[Layout records]
* Begin *

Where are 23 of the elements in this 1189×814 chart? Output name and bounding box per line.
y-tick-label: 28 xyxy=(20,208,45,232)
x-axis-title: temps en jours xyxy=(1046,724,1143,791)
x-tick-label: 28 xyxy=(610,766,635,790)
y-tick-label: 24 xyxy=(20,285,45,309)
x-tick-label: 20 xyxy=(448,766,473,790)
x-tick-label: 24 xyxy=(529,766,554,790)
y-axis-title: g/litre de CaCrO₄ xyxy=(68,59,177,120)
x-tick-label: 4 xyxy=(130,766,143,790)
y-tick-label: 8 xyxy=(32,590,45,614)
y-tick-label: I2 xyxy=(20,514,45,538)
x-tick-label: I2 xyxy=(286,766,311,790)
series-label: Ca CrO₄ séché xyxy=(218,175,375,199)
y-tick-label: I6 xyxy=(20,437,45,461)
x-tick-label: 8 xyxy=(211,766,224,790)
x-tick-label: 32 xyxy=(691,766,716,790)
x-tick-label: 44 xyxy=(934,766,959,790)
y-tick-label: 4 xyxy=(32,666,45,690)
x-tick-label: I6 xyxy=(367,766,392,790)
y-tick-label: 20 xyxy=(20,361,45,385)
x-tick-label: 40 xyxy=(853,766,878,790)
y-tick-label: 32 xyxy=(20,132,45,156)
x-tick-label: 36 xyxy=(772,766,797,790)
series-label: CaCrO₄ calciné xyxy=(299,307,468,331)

* End *

* Problem: Reproduce every line of the listing above, character for character.

* Written response:
Where are 23 of the elements in this 1189×814 chart? Output name and bounding box per line.
y-tick-label: 28 xyxy=(20,208,45,232)
x-axis-title: temps en jours xyxy=(1046,724,1143,791)
x-tick-label: 28 xyxy=(610,766,635,790)
y-tick-label: 24 xyxy=(20,285,45,309)
x-tick-label: 20 xyxy=(448,766,473,790)
x-tick-label: 24 xyxy=(529,766,554,790)
y-axis-title: g/litre de CaCrO₄ xyxy=(68,59,177,120)
x-tick-label: 4 xyxy=(130,766,143,790)
y-tick-label: 8 xyxy=(32,590,45,614)
y-tick-label: I2 xyxy=(20,514,45,538)
x-tick-label: I2 xyxy=(286,766,311,790)
series-label: Ca CrO₄ séché xyxy=(218,175,375,199)
y-tick-label: I6 xyxy=(20,437,45,461)
x-tick-label: 8 xyxy=(211,766,224,790)
x-tick-label: 32 xyxy=(691,766,716,790)
x-tick-label: 44 xyxy=(934,766,959,790)
y-tick-label: 4 xyxy=(32,666,45,690)
x-tick-label: I6 xyxy=(367,766,392,790)
y-tick-label: 20 xyxy=(20,361,45,385)
x-tick-label: 40 xyxy=(853,766,878,790)
y-tick-label: 32 xyxy=(20,132,45,156)
x-tick-label: 36 xyxy=(772,766,797,790)
series-label: CaCrO₄ calciné xyxy=(299,307,468,331)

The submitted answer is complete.